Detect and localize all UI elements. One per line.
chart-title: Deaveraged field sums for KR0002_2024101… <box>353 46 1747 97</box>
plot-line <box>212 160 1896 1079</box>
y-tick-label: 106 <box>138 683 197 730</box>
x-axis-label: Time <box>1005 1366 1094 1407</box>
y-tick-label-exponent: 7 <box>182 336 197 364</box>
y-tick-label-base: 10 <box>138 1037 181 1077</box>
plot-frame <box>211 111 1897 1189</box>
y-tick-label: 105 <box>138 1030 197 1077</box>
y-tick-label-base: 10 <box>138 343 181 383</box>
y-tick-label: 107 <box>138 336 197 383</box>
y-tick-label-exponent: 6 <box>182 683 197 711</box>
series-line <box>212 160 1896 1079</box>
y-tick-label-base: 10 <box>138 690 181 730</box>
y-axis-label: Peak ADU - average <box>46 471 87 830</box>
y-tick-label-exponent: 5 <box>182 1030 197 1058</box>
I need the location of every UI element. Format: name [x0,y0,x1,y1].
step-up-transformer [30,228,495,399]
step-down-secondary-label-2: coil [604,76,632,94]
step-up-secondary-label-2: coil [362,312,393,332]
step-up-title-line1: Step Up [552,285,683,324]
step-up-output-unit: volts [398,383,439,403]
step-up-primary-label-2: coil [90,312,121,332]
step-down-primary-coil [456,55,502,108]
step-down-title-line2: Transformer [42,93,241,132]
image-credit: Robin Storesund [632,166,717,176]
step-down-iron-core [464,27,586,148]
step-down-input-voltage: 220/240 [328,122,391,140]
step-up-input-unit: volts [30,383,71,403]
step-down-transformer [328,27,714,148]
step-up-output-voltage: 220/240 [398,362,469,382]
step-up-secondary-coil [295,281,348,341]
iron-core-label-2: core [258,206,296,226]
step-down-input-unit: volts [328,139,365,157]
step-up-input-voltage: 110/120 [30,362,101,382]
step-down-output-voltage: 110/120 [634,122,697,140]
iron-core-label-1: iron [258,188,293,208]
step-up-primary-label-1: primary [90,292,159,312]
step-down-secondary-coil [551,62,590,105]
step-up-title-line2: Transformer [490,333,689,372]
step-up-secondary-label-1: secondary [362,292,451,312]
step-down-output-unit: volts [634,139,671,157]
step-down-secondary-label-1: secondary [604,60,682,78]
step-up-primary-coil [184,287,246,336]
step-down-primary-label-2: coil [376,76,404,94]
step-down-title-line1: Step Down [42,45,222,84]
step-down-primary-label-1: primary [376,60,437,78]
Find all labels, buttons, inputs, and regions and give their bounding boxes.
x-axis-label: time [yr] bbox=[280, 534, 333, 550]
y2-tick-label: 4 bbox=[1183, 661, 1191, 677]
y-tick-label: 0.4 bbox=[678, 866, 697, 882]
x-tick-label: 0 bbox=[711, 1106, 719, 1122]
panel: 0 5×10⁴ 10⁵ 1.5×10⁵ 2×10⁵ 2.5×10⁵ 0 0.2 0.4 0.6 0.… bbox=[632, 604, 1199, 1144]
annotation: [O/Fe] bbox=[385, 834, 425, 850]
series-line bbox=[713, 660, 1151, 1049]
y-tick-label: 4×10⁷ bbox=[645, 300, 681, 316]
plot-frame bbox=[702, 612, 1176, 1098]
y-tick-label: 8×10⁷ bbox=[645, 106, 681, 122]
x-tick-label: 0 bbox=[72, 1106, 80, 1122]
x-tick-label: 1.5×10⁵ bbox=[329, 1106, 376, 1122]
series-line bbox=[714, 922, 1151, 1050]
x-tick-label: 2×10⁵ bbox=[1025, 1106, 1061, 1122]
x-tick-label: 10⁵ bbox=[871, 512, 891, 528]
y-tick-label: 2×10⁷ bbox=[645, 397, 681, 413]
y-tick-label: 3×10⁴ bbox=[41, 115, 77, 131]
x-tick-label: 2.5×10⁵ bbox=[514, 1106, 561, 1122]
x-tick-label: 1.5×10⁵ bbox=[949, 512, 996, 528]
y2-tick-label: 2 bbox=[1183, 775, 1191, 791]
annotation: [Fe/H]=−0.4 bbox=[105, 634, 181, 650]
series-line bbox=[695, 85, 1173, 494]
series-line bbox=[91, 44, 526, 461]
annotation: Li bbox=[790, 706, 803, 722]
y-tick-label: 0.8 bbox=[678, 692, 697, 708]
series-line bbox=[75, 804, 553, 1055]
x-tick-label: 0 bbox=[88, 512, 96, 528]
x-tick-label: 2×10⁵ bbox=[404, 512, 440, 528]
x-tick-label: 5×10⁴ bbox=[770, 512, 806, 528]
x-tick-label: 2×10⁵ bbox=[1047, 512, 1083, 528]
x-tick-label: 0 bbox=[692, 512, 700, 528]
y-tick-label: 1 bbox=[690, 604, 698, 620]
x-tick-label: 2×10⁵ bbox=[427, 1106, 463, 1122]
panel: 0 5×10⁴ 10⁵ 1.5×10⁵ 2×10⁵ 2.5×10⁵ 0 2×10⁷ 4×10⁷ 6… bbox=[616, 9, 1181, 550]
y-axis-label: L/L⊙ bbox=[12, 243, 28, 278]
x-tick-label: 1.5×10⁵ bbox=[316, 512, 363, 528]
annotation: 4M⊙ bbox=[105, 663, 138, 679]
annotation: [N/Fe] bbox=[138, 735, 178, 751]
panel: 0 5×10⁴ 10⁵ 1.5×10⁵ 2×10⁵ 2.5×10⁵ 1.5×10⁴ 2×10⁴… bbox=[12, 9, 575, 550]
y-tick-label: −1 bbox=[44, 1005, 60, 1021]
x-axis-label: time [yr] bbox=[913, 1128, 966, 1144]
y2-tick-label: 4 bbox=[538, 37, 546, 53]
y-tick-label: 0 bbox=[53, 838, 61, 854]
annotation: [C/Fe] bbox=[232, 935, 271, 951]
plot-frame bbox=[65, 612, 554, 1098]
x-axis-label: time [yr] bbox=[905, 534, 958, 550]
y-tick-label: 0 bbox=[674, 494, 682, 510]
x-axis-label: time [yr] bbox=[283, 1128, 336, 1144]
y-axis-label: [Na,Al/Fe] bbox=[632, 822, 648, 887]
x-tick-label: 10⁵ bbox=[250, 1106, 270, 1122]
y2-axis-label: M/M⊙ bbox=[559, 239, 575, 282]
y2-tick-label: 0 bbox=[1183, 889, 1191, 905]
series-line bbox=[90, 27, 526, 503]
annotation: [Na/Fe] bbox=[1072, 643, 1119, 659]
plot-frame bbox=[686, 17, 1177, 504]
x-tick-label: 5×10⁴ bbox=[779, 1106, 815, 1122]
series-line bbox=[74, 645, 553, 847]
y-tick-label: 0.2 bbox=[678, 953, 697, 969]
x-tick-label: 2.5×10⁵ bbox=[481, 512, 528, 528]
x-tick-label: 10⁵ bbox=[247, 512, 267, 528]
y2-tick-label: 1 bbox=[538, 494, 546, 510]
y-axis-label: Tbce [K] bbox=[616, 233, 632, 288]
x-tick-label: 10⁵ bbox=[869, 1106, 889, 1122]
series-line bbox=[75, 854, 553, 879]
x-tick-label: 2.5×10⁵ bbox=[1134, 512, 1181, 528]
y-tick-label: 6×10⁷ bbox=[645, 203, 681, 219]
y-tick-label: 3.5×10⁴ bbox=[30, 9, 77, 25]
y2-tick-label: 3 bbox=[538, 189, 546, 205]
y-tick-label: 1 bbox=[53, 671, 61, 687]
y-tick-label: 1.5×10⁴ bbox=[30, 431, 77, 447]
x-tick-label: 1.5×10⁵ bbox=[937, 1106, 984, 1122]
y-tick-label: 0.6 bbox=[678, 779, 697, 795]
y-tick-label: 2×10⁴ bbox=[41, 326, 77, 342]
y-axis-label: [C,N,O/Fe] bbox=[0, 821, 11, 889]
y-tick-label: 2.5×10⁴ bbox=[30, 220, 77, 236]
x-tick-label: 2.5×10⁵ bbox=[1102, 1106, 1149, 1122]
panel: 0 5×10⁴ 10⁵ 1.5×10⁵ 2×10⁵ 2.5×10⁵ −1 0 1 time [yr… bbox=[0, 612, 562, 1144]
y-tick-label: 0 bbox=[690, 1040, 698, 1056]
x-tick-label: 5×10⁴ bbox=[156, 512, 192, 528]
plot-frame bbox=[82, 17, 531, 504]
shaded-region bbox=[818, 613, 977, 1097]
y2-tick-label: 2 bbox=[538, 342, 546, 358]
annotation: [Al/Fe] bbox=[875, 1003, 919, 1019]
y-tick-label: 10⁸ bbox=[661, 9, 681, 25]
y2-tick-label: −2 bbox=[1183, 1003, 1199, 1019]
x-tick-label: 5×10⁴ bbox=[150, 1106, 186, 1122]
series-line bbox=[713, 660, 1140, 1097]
__________________________________________________
WHAT THE TASK REQUIRES. Edit the material from its first line up to and including the line containing "step-down-title-line2: Transformer [42,93,241,132]", replacing every "y-tick-label-exponent" with "y-tick-label-superscript" and leaving everything else unchanged. Return only those lines.

ANSWER IN FULL.
Detect and localize all UI elements. One per line.
chart-title: Deaveraged field sums for KR0002_2024101… <box>353 46 1747 97</box>
plot-line <box>212 160 1896 1079</box>
y-tick-label: 106 <box>138 683 197 730</box>
x-axis-label: Time <box>1005 1366 1094 1407</box>
y-tick-label-superscript: 7 <box>182 336 197 364</box>
y-tick-label-base: 10 <box>138 1037 181 1077</box>
plot-frame <box>211 111 1897 1189</box>
y-tick-label: 105 <box>138 1030 197 1077</box>
y-tick-label-base: 10 <box>138 343 181 383</box>
y-tick-label: 107 <box>138 336 197 383</box>
y-tick-label-superscript: 6 <box>182 683 197 711</box>
series-line <box>212 160 1896 1079</box>
y-tick-label-base: 10 <box>138 690 181 730</box>
y-axis-label: Peak ADU - average <box>46 471 87 830</box>
y-tick-label-superscript: 5 <box>182 1030 197 1058</box>
I need the location of every UI element. Format: name [x0,y0,x1,y1].
step-up-transformer [30,228,495,399]
step-down-secondary-label-2: coil [604,76,632,94]
step-up-secondary-label-2: coil [362,312,393,332]
step-up-title-line1: Step Up [552,285,683,324]
step-up-output-unit: volts [398,383,439,403]
step-up-primary-label-2: coil [90,312,121,332]
step-down-primary-coil [456,55,502,108]
step-down-title-line2: Transformer [42,93,241,132]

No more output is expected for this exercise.